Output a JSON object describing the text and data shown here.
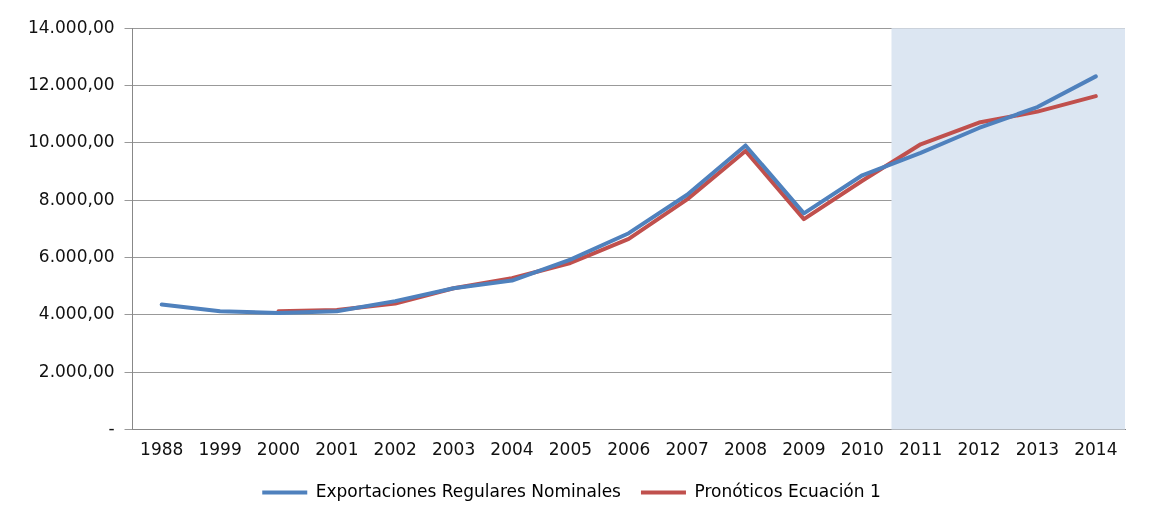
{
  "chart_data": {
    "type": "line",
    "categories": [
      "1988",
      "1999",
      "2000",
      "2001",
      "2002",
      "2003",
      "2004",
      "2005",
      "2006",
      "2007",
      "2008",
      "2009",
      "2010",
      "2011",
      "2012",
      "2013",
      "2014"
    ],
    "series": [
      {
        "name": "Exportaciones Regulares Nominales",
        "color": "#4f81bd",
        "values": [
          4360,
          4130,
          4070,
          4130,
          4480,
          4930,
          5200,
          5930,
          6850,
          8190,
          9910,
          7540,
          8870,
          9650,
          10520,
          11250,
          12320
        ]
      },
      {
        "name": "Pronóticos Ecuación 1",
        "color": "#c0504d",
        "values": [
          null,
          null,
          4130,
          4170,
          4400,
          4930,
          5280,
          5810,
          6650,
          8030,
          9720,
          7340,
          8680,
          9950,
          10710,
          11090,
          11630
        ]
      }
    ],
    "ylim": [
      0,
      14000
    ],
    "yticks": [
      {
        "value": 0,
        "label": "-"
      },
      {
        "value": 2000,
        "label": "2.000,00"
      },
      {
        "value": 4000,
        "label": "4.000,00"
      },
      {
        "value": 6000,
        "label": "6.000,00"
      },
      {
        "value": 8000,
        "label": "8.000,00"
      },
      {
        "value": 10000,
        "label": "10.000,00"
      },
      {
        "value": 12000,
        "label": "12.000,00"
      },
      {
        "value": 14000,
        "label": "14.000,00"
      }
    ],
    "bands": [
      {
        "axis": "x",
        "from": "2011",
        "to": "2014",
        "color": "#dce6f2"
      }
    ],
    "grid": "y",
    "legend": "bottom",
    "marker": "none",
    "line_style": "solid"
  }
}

◆ Requirements:
Find the word "label" and list each line it appears in.

◆ The completed task:
        "label": "-"
        "label": "2.000,00"
        "label": "4.000,00"
        "label": "6.000,00"
        "label": "8.000,00"
        "label": "10.000,00"
        "label": "12.000,00"
        "label": "14.000,00"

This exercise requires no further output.